**What you are asked to do**
In the listing below, locate the lines that hold the string "screenshot". Copy those lines.

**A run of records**
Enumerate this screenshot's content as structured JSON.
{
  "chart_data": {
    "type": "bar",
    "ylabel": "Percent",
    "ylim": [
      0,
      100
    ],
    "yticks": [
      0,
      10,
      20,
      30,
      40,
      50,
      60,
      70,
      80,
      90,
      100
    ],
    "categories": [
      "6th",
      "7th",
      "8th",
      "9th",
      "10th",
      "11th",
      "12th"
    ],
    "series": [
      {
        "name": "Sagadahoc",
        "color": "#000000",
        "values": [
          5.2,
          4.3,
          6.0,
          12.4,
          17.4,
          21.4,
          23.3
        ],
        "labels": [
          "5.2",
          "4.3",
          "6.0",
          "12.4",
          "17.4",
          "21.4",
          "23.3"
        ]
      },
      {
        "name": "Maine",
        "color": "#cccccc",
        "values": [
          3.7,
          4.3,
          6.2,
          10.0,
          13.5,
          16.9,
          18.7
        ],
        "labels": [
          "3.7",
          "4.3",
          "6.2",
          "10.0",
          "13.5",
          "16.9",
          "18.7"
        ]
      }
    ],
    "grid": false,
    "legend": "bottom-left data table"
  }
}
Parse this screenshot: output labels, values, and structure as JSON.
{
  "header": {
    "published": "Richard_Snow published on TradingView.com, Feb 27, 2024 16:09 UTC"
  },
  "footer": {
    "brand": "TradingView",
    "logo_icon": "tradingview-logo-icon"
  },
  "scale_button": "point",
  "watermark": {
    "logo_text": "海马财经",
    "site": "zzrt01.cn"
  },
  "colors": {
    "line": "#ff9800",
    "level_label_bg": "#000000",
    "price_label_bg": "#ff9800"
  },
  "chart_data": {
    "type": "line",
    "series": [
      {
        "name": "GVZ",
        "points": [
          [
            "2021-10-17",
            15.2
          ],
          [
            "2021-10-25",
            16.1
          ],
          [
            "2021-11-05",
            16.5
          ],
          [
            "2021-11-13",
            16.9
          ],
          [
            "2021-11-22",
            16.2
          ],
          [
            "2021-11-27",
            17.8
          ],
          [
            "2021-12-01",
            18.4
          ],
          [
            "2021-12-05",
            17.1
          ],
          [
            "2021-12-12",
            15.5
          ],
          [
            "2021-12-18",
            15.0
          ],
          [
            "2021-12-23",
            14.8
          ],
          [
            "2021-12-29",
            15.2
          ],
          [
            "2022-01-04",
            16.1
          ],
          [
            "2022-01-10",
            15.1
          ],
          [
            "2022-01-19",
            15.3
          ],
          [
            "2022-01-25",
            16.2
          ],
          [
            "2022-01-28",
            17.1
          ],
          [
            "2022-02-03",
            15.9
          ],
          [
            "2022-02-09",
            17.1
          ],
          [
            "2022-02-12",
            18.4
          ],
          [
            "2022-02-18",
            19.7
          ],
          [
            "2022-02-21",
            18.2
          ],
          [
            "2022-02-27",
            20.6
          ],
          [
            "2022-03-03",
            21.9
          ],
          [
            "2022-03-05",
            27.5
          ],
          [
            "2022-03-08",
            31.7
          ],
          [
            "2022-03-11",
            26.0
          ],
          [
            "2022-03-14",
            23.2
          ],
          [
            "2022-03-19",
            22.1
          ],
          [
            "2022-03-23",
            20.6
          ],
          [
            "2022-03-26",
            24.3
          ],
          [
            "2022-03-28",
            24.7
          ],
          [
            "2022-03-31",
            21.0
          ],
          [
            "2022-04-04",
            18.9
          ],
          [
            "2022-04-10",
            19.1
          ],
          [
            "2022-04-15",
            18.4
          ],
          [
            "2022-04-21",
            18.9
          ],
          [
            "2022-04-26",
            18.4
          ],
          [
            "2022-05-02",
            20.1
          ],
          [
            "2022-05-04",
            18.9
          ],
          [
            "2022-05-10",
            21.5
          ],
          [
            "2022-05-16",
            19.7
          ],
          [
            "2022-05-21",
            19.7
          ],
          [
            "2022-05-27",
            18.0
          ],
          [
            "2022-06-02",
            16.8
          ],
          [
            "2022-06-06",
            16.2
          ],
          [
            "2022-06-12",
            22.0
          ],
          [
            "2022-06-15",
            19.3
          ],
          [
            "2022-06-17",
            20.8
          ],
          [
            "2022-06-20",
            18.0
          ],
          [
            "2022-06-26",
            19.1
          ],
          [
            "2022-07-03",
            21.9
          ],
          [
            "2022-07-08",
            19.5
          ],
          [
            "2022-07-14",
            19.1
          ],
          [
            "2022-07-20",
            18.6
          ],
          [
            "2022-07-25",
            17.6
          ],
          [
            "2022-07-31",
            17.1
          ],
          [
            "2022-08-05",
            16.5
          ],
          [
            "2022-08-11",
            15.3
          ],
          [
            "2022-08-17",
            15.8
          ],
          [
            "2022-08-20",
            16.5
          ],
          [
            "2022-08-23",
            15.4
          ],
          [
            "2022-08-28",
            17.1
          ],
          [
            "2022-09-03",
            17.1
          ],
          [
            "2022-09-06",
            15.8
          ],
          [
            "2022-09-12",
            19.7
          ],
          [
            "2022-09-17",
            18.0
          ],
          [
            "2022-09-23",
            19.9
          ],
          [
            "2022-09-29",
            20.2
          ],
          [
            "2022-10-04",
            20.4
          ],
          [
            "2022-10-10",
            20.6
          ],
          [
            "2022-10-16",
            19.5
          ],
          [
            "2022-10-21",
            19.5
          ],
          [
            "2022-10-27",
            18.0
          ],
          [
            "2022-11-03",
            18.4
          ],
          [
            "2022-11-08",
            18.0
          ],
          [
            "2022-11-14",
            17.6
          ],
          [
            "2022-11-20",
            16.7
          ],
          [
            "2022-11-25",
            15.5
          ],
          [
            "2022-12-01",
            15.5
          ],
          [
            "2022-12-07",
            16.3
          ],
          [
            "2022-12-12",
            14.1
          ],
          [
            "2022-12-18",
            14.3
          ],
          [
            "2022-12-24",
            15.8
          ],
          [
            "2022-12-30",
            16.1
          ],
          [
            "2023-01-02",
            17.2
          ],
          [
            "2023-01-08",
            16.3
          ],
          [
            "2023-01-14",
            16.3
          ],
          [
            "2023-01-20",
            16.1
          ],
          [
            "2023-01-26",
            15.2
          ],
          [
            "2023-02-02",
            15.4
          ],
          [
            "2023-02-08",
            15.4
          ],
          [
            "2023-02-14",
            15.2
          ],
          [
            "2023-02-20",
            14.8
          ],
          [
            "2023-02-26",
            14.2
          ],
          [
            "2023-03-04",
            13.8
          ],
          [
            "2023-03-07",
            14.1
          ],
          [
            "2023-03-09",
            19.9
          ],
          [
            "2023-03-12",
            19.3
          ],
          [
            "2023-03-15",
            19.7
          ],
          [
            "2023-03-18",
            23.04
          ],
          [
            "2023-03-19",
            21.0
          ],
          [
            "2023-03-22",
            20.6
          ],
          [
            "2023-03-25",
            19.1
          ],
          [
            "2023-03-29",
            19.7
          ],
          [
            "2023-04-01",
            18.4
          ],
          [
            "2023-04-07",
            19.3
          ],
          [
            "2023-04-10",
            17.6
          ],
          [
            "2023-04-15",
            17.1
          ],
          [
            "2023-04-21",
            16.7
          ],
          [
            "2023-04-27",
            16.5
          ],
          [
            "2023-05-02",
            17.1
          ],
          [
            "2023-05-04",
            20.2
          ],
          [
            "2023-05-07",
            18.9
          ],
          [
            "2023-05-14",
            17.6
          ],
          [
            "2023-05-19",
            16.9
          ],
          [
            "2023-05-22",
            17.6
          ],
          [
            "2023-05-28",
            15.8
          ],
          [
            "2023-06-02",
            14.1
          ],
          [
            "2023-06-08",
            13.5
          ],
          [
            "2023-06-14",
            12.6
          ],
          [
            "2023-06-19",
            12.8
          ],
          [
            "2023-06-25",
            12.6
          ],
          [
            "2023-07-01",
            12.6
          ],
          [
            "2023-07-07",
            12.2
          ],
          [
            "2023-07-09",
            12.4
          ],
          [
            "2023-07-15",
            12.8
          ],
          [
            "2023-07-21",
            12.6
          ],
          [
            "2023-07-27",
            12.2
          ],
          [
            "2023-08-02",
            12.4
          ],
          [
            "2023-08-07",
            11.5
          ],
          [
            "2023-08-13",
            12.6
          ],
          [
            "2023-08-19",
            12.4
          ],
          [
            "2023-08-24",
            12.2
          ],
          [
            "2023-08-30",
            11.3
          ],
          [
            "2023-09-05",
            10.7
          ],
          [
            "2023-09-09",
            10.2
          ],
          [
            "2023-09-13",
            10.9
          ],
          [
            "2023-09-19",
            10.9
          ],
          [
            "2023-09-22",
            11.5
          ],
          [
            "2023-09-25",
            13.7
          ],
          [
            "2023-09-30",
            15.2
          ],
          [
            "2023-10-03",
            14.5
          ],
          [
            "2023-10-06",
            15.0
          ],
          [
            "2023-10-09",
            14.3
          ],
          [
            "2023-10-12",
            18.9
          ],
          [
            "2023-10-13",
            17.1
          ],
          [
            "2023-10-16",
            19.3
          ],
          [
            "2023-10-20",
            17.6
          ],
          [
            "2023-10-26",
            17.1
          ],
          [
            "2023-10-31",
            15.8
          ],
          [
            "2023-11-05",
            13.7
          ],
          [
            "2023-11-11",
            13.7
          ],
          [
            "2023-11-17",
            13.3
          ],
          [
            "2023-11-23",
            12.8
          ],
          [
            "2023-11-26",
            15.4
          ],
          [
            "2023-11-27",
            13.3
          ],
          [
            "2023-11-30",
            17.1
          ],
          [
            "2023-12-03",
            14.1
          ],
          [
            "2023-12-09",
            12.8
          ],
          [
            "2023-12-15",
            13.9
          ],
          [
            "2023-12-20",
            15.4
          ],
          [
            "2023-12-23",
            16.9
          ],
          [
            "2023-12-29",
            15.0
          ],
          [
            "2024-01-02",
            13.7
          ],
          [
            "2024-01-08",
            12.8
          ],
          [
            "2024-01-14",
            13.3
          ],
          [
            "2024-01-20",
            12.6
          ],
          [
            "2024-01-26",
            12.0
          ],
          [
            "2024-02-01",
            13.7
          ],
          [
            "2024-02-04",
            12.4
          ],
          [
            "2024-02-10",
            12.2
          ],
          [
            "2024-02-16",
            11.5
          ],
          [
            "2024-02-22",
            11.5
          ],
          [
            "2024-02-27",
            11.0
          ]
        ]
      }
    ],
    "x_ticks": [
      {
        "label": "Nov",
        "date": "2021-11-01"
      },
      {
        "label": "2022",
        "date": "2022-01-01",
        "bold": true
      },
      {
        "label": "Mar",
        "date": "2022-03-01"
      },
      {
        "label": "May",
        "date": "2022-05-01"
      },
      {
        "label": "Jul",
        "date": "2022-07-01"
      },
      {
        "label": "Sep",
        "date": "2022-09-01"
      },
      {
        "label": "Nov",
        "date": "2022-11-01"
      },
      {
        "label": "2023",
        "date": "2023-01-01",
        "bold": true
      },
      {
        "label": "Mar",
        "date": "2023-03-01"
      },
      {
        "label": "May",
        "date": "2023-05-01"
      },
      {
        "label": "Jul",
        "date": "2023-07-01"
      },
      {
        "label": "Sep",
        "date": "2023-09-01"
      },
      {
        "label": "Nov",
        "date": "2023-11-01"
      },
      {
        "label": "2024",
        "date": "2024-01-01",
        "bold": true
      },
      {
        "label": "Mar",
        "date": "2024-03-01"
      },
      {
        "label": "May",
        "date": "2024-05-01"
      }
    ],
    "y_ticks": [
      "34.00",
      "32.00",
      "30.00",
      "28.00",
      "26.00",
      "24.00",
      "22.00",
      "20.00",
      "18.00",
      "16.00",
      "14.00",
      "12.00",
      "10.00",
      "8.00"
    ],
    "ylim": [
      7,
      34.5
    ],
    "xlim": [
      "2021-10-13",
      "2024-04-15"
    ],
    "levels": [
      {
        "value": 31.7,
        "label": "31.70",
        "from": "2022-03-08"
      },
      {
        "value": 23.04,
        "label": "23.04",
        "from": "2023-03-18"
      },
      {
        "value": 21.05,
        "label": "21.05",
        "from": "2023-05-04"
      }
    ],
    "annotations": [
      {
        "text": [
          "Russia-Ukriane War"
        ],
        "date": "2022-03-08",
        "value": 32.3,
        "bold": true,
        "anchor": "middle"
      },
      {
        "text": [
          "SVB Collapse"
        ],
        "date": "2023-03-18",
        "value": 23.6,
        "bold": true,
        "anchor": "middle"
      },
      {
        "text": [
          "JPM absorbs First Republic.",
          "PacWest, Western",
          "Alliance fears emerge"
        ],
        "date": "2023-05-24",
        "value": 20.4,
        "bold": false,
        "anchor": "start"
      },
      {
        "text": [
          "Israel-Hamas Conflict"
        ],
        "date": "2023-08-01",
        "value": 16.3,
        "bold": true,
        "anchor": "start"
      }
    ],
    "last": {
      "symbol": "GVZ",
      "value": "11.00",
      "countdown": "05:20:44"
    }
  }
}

**The solution**
Enumerate this screenshot's content as structured JSON.
Parse this screenshot: output labels, values, and structure as JSON.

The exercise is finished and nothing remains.